What the task requires:
The entries below contain pictures. Retype everything except those pictures, exactly as given.

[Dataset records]
++++++
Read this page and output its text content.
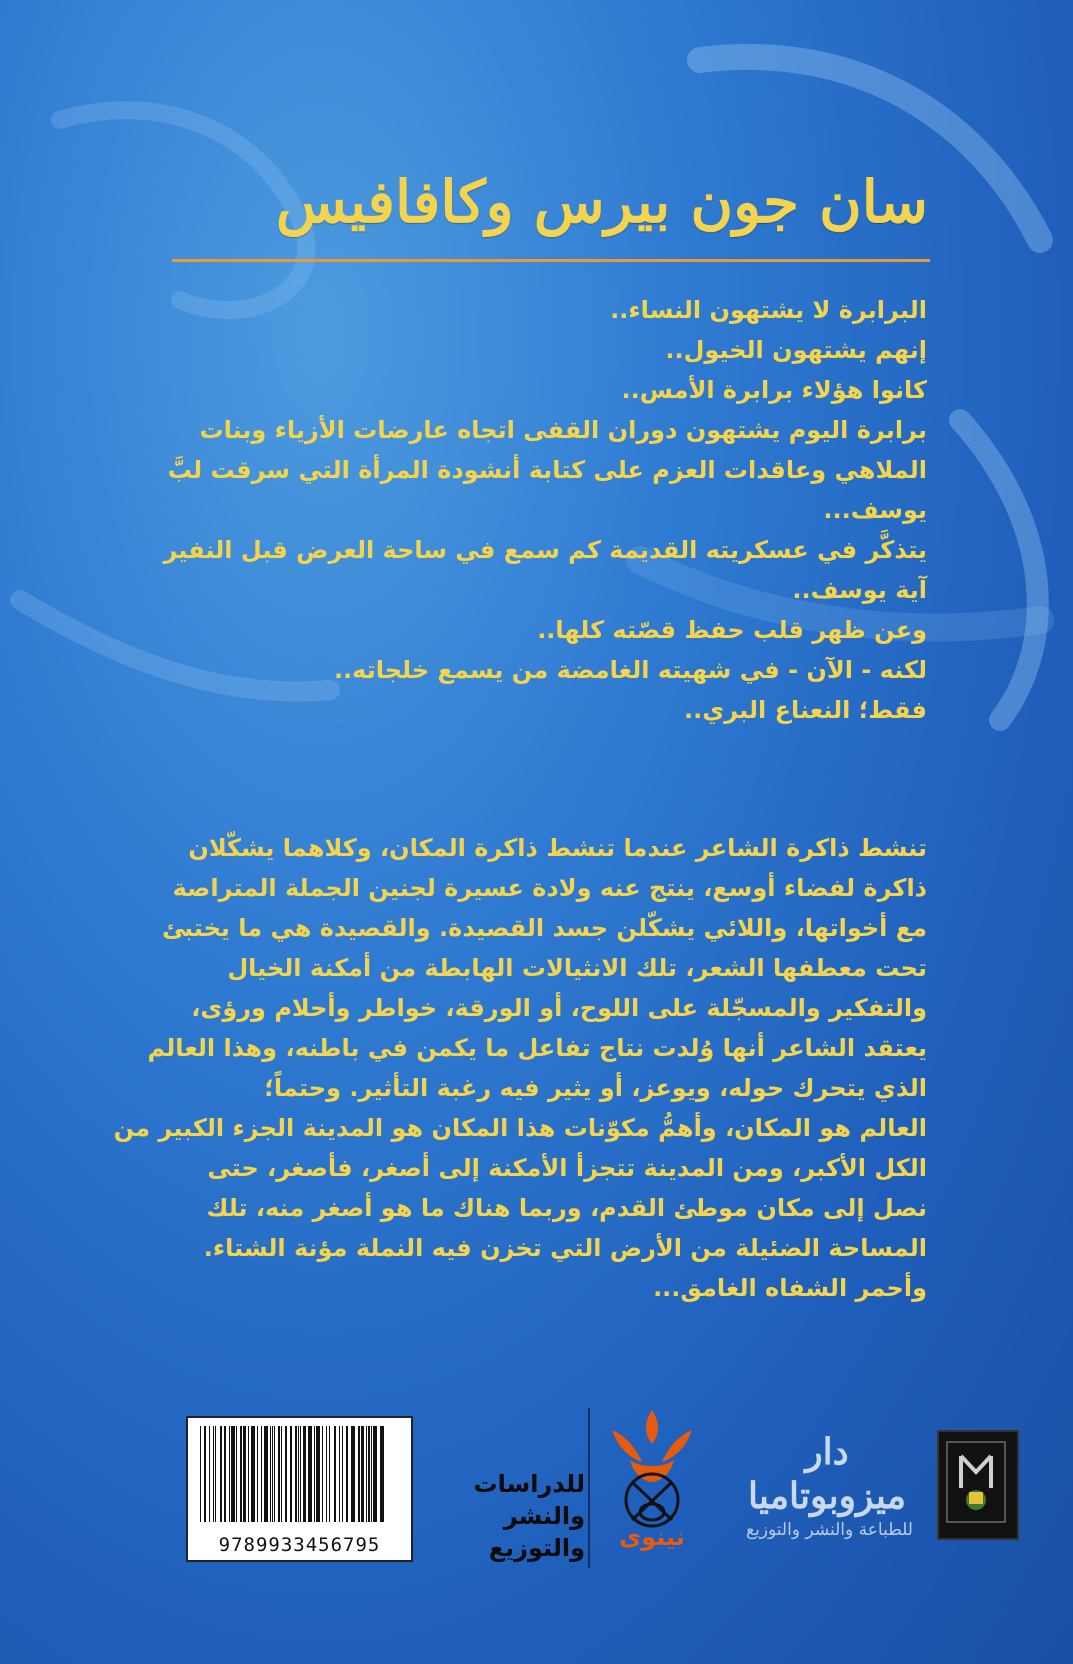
سان جون بيرس وكافافيس
البرابرة لا يشتهون النساء..
إنهم يشتهون الخيول..
كانوا هؤلاء برابرة الأمس..
برابرة اليوم يشتهون دوران القفى اتجاه عارضات الأزياء وبنات
الملاهي وعاقدات العزم على كتابة أنشودة المرأة التي سرقت لبَّ
يوسف...
يتذكَّر في عسكريته القديمة كم سمع في ساحة العرض قبل النفير
آية يوسف..
وعن ظهر قلب حفظ قصّته كلها..
لكنه - الآن - في شهيته الغامضة من يسمع خلجاته..
فقط؛ النعناع البري..
تنشط ذاكرة الشاعر عندما تنشط ذاكرة المكان، وكلاهما يشكّلان
ذاكرة لفضاء أوسع، ينتج عنه ولادة عسيرة لجنين الجملة المتراصة
مع أخواتها، واللائي يشكّلن جسد القصيدة. والقصيدة هي ما يختبئ
تحت معطفها الشعر، تلك الانثيالات الهابطة من أمكنة الخيال
والتفكير والمسجّلة على اللوح، أو الورقة، خواطر وأحلام ورؤى،
يعتقد الشاعر أنها وُلدت نتاج تفاعل ما يكمن في باطنه، وهذا العالم
الذي يتحرك حوله، ويوعز، أو يثير فيه رغبة التأثير. وحتماً؛
العالم هو المكان، وأهمُّ مكوّنات هذا المكان هو المدينة الجزء الكبير من
الكل الأكبر، ومن المدينة تتجزأ الأمكنة إلى أصغر، فأصغر، حتى
نصل إلى مكان موطئ القدم، وربما هناك ما هو أصغر منه، تلك
المساحة الضئيلة من الأرض التي تخزن فيه النملة مؤنة الشتاء.
وأحمر الشفاه الغامق...
9789933456795
للدراسات
والنشر
والتوزيع	نينوى
دار ميزوبوتاميا
للطباعة والنشر والتوزيع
++++++
Exercise solution:
Read this page and output its text content.
سان جون بيرس وكافافيس
البرابرة لا يشتهون النساء..
إنهم يشتهون الخيول..
كانوا هؤلاء برابرة الأمس..
برابرة اليوم يشتهون دوران القفى اتجاه عارضات الأزياء وبنات
الملاهي وعاقدات العزم على كتابة أنشودة المرأة التي سرقت لبَّ
يوسف...
يتذكَّر في عسكريته القديمة كم سمع في ساحة العرض قبل النفير
آية يوسف..
وعن ظهر قلب حفظ قصّته كلها..
لكنه - الآن - في شهيته الغامضة من يسمع خلجاته..
فقط؛ النعناع البري..
تنشط ذاكرة الشاعر عندما تنشط ذاكرة المكان، وكلاهما يشكّلان
ذاكرة لفضاء أوسع، ينتج عنه ولادة عسيرة لجنين الجملة المتراصة
مع أخواتها، واللائي يشكّلن جسد القصيدة. والقصيدة هي ما يختبئ
تحت معطفها الشعر، تلك الانثيالات الهابطة من أمكنة الخيال
والتفكير والمسجّلة على اللوح، أو الورقة، خواطر وأحلام ورؤى،
يعتقد الشاعر أنها وُلدت نتاج تفاعل ما يكمن في باطنه، وهذا العالم
الذي يتحرك حوله، ويوعز، أو يثير فيه رغبة التأثير. وحتماً؛
العالم هو المكان، وأهمُّ مكوّنات هذا المكان هو المدينة الجزء الكبير من
الكل الأكبر، ومن المدينة تتجزأ الأمكنة إلى أصغر، فأصغر، حتى
نصل إلى مكان موطئ القدم، وربما هناك ما هو أصغر منه، تلك
المساحة الضئيلة من الأرض التي تخزن فيه النملة مؤنة الشتاء.
وأحمر الشفاه الغامق...
9789933456795
للدراسات
والنشر
والتوزيع	نينوى
دار ميزوبوتاميا
للطباعة والنشر والتوزيع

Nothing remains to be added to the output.